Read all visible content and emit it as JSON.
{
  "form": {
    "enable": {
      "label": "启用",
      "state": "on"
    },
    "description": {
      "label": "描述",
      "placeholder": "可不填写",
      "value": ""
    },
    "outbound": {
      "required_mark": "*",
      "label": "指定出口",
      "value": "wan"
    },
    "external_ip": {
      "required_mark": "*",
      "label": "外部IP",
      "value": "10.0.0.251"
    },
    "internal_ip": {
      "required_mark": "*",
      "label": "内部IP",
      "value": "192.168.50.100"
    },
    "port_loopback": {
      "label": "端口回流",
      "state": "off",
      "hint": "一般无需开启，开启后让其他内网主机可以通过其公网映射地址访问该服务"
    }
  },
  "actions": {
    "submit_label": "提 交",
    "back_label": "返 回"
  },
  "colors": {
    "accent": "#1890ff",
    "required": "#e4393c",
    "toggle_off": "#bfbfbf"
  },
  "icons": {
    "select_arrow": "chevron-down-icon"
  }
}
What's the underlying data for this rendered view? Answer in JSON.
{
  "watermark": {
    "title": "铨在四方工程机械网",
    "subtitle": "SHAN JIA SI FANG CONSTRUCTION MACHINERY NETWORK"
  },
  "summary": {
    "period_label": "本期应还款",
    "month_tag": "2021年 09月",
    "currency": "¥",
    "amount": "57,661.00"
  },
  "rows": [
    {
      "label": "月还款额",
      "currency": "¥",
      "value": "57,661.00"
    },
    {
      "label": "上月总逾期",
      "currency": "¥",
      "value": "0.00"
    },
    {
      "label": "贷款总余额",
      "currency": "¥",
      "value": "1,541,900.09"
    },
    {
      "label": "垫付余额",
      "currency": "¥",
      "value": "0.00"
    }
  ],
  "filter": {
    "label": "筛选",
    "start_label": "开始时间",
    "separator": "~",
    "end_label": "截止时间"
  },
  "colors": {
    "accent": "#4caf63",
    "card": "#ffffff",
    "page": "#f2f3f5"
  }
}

..............................

TASK DIRECTIONS
Reply with nothing except the number of lines in the listing above that include the string "JSON".

COMPLETED TASK
2